Text extract:
────────────────
Cresco Labs Announces Second Quarter 2021 Financial Results Company reports record revenue of $210 million and reaffirms annualized revenue run-rate guidance of $1 billion...

Cresco Labs Announces Second Quarter 2021 Financial Results

Company reports record revenue of $210 million and reaffirms annualized revenue run-rate guidance of $1 billion by the end of 2021

CHICAGO, August 13, 2021–(BUSINESS WIRE)–Cresco Labs Inc. (CSE: CL) (OTCQX: CRLBF) (FSE: 6CQ) (“Cresco Labs” or the “Company”), a vertically integrated, multi-state operator and the number one U.S. wholesaler of branded cannabis products, today announced its financial results for the second quarter ended June 30, 2021. All financial information presented in this release is reported in accordance with U.S. Generally Accepted Accounting Principles (“U.S. GAAP”) and U.S. dollars, unless otherwise noted, and all comparisons to prior quarter and prior year are made on an as-converted basis under U.S. GAAP.

Second Quarter 2021 Financial Highlights

  • Revenue of $210.0 million, an increase of 17.7% quarter-over-quarter and 122.8% year-over-year
  • Gross profit excluding fair value markup for acquired inventory of $107.0 million, or 51.0% of revenue, an increase of 22.2% quarter-over-quarter and 233.3% year-over-year
  • Net Income1 of $2.7 million, an increase of $26.8 million quarter-over-quarter and $44.4 million year-over-year
  • Adjusted EBITDA2 of $45.5 million, an increase of 30.1% quarter-over-quarter
  • Record net wholesale revenue of $108.7 million, an increase of 13.7% quarter-over-quarter and 97.9% year-over-year
  • Record retail revenue of $101.3 million from 33 stores, an increase of 22.3% quarter-over-quarter and 157.6% year-over-year

Financial Outlook

The Company reaffirms the previously provided guidance of:

  • Annualized revenue run-rate of $1 billion by the end of 2021
  • Gross profit margins in excess of 50% in the remaining two quarters of 2021
  • Adjusted EBITDA2 margin run-rate of at least 30% by the end of 2021

(1)Net income includes amounts attributable to non-controlling interests.
(2)See “Non-GAAP Financial Measures” at the end of this press release for more information regarding the Company’s use of non-GAAP financial measures.

Management Commentary

Q2 was a strong quarter of head down execution at Cresco Labs and once again we are hitting our stride as we enter the next phase of growth. During the quarter we continued to invest in infrastructure, operationalized new assets, and deployed our proven playbook to build top positions in the most important U.S. cannabis markets.
────────────────
Written exercise: Could you reproduce the stretch of the Cresco Labs second-quarter 2021 results release from "CHICAGO, August 13, 2021–(BUSINESS" through "under U.S. GAAP.", word for word?

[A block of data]
────────────────
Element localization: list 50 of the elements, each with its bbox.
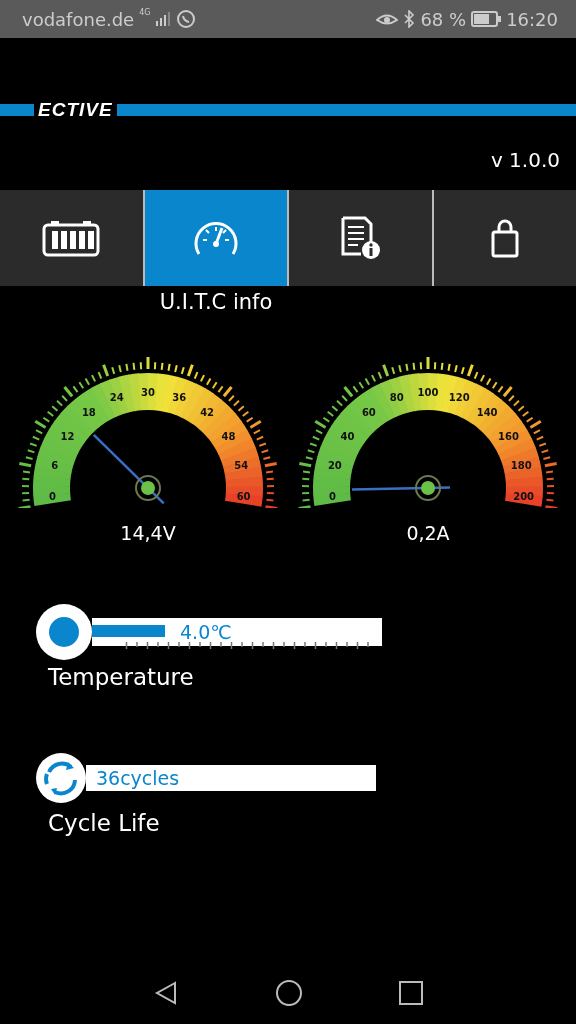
- gauge-scale-label: 42: [200, 407, 215, 419]
- logo-stripe: [0, 104, 34, 116]
- gauge-reading: 14,4V: [120, 522, 176, 544]
- section-title: U.I.T.C info: [159, 290, 273, 314]
- gauge-scale-label: 80: [389, 392, 404, 404]
- gauge-reading: 0,2A: [406, 522, 450, 544]
- gauge-scale-label: 20: [327, 459, 342, 471]
- gauge-scale-label: 200: [513, 491, 535, 503]
- carrier-name: vodafone.de: [22, 8, 135, 30]
- signal-icon: [155, 12, 172, 26]
- gauge-scale-label: 160: [498, 430, 519, 442]
- gauge-scale-label: 0: [328, 491, 336, 503]
- battery-icon: [471, 11, 502, 27]
- chat-icon: [176, 9, 197, 29]
- gauge-scale-label: 60: [236, 491, 251, 503]
- gauge-scale-label: 60: [361, 407, 376, 419]
- meter-value: 36cycles: [96, 767, 180, 789]
- meter-value: 4.0℃: [180, 621, 232, 643]
- network-type: 4G: [139, 8, 151, 17]
- tab[interactable]: [0, 190, 143, 286]
- needle-hub: [135, 475, 161, 501]
- gauge-scale-label: 100: [417, 387, 439, 398]
- battery-percent: 68 %: [420, 8, 467, 30]
- version-label: v 1.0.0: [490, 148, 560, 174]
- gauge-scale-label: 54: [234, 459, 249, 471]
- gauge-scale-label: 0: [48, 491, 56, 503]
- bluetooth-icon: [403, 10, 416, 28]
- gauge-scale-label: 48: [221, 430, 236, 442]
- recent-apps-icon[interactable]: [399, 981, 423, 1005]
- gauge-scale-label: 40: [340, 430, 355, 442]
- gauge-scale-label: 30: [141, 387, 155, 398]
- gauge-scale-label: 140: [476, 407, 498, 419]
- back-icon[interactable]: [153, 980, 179, 1006]
- gauge-scale-label: 24: [109, 392, 124, 404]
- needle-hub: [415, 475, 441, 501]
- meter-label: Cycle Life: [48, 810, 161, 836]
- clock: 16:20: [506, 8, 558, 30]
- home-icon[interactable]: [275, 979, 303, 1007]
- gauge-scale-label: 36: [172, 392, 187, 404]
- logo: ECTIVE: [37, 102, 114, 118]
- tab[interactable]: [289, 190, 432, 286]
- tab[interactable]: [433, 190, 576, 286]
- gauge-scale-label: 6: [51, 459, 59, 471]
- meter-label: Temperature: [48, 664, 195, 690]
- battery-icon: [41, 218, 102, 258]
- gauge-scale-label: 180: [510, 459, 532, 471]
- gauge-scale-label: 120: [448, 392, 470, 404]
- shopping-bag-icon: [489, 218, 520, 258]
- gauge-scale-label: 12: [60, 430, 75, 442]
- gauge-scale-label: 18: [81, 407, 96, 419]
────────────────
Solution:
CHICAGO, August 13, 2021–(BUSINESS WIRE)–Cresco Labs Inc. (CSE: CL) (OTCQX: CRLBF) (FSE: 6CQ) (“Cresco Labs” or the “Company”), a vertically integrated, multi-state operator and the number one U.S. wholesaler of branded cannabis products, today announced its financial results for the second quarter ended June 30, 2021. All financial information presented in this release is reported in accordance with U.S. Generally Accepted Accounting Principles (“U.S. GAAP”) and U.S. dollars, unless otherwise noted, and all comparisons to prior quarter and prior year are made on an as-converted basis under U.S. GAAP.